**OBJECTIVE:**
The entries below should be transcribed in their entirety, exactly as written.

**EXERCISE INPUTS:**

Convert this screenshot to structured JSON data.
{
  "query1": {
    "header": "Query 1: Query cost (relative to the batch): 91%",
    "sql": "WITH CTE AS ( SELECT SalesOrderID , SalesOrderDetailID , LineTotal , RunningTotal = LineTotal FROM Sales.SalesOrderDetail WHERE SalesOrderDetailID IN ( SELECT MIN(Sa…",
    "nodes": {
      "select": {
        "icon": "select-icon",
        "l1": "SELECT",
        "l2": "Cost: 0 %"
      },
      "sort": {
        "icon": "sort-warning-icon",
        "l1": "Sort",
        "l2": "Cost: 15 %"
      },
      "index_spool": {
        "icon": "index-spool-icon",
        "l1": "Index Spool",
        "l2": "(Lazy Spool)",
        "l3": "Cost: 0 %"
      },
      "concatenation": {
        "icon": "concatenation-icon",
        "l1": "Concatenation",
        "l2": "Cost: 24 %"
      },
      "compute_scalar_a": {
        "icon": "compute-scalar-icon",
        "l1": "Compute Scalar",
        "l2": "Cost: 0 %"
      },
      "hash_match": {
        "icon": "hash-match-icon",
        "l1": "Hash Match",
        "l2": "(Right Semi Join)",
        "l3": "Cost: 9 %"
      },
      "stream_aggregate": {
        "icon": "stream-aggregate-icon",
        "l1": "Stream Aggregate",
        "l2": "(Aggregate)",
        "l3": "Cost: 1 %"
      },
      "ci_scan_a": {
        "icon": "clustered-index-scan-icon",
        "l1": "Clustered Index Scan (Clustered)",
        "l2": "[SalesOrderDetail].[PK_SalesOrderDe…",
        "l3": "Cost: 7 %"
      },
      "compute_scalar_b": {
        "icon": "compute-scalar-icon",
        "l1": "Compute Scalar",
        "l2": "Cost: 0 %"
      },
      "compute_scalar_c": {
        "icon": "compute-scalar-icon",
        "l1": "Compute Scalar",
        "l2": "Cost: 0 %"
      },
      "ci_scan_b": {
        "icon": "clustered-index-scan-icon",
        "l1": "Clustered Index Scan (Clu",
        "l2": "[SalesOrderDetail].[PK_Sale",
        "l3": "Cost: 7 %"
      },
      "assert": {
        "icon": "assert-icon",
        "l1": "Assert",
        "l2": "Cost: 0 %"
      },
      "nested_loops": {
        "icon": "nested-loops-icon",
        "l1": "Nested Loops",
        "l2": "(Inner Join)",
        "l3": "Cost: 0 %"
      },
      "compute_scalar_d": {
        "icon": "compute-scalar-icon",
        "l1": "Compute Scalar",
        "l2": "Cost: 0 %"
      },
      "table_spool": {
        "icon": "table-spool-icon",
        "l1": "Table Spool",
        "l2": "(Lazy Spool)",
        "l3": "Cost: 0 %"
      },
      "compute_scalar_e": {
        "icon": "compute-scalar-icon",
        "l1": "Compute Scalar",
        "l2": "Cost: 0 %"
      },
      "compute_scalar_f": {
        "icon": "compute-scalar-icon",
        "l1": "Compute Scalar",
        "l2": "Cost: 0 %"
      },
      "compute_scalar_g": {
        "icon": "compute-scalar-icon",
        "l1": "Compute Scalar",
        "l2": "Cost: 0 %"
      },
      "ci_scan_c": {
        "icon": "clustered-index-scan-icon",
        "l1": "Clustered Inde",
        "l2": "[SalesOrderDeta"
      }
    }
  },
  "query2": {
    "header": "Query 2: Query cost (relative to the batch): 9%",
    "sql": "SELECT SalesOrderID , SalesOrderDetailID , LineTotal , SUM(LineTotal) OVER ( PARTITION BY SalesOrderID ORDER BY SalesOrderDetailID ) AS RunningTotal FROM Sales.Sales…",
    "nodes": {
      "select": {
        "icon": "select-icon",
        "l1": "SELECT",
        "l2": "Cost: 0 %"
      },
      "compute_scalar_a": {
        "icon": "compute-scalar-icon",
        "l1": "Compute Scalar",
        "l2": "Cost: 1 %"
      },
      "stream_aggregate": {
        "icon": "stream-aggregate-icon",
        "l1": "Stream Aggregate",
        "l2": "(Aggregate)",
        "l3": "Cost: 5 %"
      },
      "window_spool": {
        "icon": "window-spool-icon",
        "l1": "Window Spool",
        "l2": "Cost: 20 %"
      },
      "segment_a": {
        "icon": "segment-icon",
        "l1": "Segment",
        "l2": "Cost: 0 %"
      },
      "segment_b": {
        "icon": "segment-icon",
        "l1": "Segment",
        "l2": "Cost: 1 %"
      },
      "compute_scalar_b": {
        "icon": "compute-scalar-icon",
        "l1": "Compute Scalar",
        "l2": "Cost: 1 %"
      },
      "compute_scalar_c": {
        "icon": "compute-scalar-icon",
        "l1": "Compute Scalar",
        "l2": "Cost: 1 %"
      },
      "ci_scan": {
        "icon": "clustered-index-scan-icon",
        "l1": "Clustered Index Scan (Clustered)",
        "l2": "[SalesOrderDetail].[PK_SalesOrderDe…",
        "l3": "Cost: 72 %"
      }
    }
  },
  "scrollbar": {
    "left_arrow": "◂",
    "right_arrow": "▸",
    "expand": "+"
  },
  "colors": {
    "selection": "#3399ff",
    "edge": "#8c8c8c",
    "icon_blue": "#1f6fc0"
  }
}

**SOLUTION:**
Convert this screenshot to structured JSON data.
{
  "query1": {
    "header": "Query 1: Query cost (relative to the batch): 91%",
    "sql": "WITH CTE AS ( SELECT SalesOrderID , SalesOrderDetailID , LineTotal , RunningTotal = LineTotal FROM Sales.SalesOrderDetail WHERE SalesOrderDetailID IN ( SELECT MIN(Sa…",
    "nodes": {
      "select": {
        "icon": "select-icon",
        "l1": "SELECT",
        "l2": "Cost: 0 %"
      },
      "sort": {
        "icon": "sort-warning-icon",
        "l1": "Sort",
        "l2": "Cost: 15 %"
      },
      "index_spool": {
        "icon": "index-spool-icon",
        "l1": "Index Spool",
        "l2": "(Lazy Spool)",
        "l3": "Cost: 0 %"
      },
      "concatenation": {
        "icon": "concatenation-icon",
        "l1": "Concatenation",
        "l2": "Cost: 24 %"
      },
      "compute_scalar_a": {
        "icon": "compute-scalar-icon",
        "l1": "Compute Scalar",
        "l2": "Cost: 0 %"
      },
      "hash_match": {
        "icon": "hash-match-icon",
        "l1": "Hash Match",
        "l2": "(Right Semi Join)",
        "l3": "Cost: 9 %"
      },
      "stream_aggregate": {
        "icon": "stream-aggregate-icon",
        "l1": "Stream Aggregate",
        "l2": "(Aggregate)",
        "l3": "Cost: 1 %"
      },
      "ci_scan_a": {
        "icon": "clustered-index-scan-icon",
        "l1": "Clustered Index Scan (Clustered)",
        "l2": "[SalesOrderDetail].[PK_SalesOrderDe…",
        "l3": "Cost: 7 %"
      },
      "compute_scalar_b": {
        "icon": "compute-scalar-icon",
        "l1": "Compute Scalar",
        "l2": "Cost: 0 %"
      },
      "compute_scalar_c": {
        "icon": "compute-scalar-icon",
        "l1": "Compute Scalar",
        "l2": "Cost: 0 %"
      },
      "ci_scan_b": {
        "icon": "clustered-index-scan-icon",
        "l1": "Clustered Index Scan (Clu",
        "l2": "[SalesOrderDetail].[PK_Sale",
        "l3": "Cost: 7 %"
      },
      "assert": {
        "icon": "assert-icon",
        "l1": "Assert",
        "l2": "Cost: 0 %"
      },
      "nested_loops": {
        "icon": "nested-loops-icon",
        "l1": "Nested Loops",
        "l2": "(Inner Join)",
        "l3": "Cost: 0 %"
      },
      "compute_scalar_d": {
        "icon": "compute-scalar-icon",
        "l1": "Compute Scalar",
        "l2": "Cost: 0 %"
      },
      "table_spool": {
        "icon": "table-spool-icon",
        "l1": "Table Spool",
        "l2": "(Lazy Spool)",
        "l3": "Cost: 0 %"
      },
      "compute_scalar_e": {
        "icon": "compute-scalar-icon",
        "l1": "Compute Scalar",
        "l2": "Cost: 0 %"
      },
      "compute_scalar_f": {
        "icon": "compute-scalar-icon",
        "l1": "Compute Scalar",
        "l2": "Cost: 0 %"
      },
      "compute_scalar_g": {
        "icon": "compute-scalar-icon",
        "l1": "Compute Scalar",
        "l2": "Cost: 0 %"
      },
      "ci_scan_c": {
        "icon": "clustered-index-scan-icon",
        "l1": "Clustered Inde",
        "l2": "[SalesOrderDeta"
      }
    }
  },
  "query2": {
    "header": "Query 2: Query cost (relative to the batch): 9%",
    "sql": "SELECT SalesOrderID , SalesOrderDetailID , LineTotal , SUM(LineTotal) OVER ( PARTITION BY SalesOrderID ORDER BY SalesOrderDetailID ) AS RunningTotal FROM Sales.Sales…",
    "nodes": {
      "select": {
        "icon": "select-icon",
        "l1": "SELECT",
        "l2": "Cost: 0 %"
      },
      "compute_scalar_a": {
        "icon": "compute-scalar-icon",
        "l1": "Compute Scalar",
        "l2": "Cost: 1 %"
      },
      "stream_aggregate": {
        "icon": "stream-aggregate-icon",
        "l1": "Stream Aggregate",
        "l2": "(Aggregate)",
        "l3": "Cost: 5 %"
      },
      "window_spool": {
        "icon": "window-spool-icon",
        "l1": "Window Spool",
        "l2": "Cost: 20 %"
      },
      "segment_a": {
        "icon": "segment-icon",
        "l1": "Segment",
        "l2": "Cost: 0 %"
      },
      "segment_b": {
        "icon": "segment-icon",
        "l1": "Segment",
        "l2": "Cost: 1 %"
      },
      "compute_scalar_b": {
        "icon": "compute-scalar-icon",
        "l1": "Compute Scalar",
        "l2": "Cost: 1 %"
      },
      "compute_scalar_c": {
        "icon": "compute-scalar-icon",
        "l1": "Compute Scalar",
        "l2": "Cost: 1 %"
      },
      "ci_scan": {
        "icon": "clustered-index-scan-icon",
        "l1": "Clustered Index Scan (Clustered)",
        "l2": "[SalesOrderDetail].[PK_SalesOrderDe…",
        "l3": "Cost: 72 %"
      }
    }
  },
  "scrollbar": {
    "left_arrow": "◂",
    "right_arrow": "▸",
    "expand": "+"
  },
  "colors": {
    "selection": "#3399ff",
    "edge": "#8c8c8c",
    "icon_blue": "#1f6fc0"
  }
}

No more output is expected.